>>

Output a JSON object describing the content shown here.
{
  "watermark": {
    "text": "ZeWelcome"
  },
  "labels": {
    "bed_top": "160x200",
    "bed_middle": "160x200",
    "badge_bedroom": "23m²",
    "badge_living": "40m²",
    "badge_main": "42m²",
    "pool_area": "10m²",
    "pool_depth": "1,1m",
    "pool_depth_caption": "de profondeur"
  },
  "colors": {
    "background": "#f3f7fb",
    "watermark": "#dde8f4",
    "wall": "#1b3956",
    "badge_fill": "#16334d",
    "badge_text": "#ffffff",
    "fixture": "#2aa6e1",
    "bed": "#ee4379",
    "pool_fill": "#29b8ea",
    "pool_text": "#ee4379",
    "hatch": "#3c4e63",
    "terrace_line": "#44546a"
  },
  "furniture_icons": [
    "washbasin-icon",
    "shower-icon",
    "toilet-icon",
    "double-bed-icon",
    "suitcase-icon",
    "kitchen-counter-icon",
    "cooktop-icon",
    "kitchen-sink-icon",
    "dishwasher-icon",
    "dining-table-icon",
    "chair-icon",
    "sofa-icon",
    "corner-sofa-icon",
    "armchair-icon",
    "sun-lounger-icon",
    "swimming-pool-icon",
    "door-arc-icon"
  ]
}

<<

» **Required work**
Return each entry from above without altering a single character.

» **Result of this exercise**
Output a JSON object describing the content shown here.
{
  "watermark": {
    "text": "ZeWelcome"
  },
  "labels": {
    "bed_top": "160x200",
    "bed_middle": "160x200",
    "badge_bedroom": "23m²",
    "badge_living": "40m²",
    "badge_main": "42m²",
    "pool_area": "10m²",
    "pool_depth": "1,1m",
    "pool_depth_caption": "de profondeur"
  },
  "colors": {
    "background": "#f3f7fb",
    "watermark": "#dde8f4",
    "wall": "#1b3956",
    "badge_fill": "#16334d",
    "badge_text": "#ffffff",
    "fixture": "#2aa6e1",
    "bed": "#ee4379",
    "pool_fill": "#29b8ea",
    "pool_text": "#ee4379",
    "hatch": "#3c4e63",
    "terrace_line": "#44546a"
  },
  "furniture_icons": [
    "washbasin-icon",
    "shower-icon",
    "toilet-icon",
    "double-bed-icon",
    "suitcase-icon",
    "kitchen-counter-icon",
    "cooktop-icon",
    "kitchen-sink-icon",
    "dishwasher-icon",
    "dining-table-icon",
    "chair-icon",
    "sofa-icon",
    "corner-sofa-icon",
    "armchair-icon",
    "sun-lounger-icon",
    "swimming-pool-icon",
    "door-arc-icon"
  ]
}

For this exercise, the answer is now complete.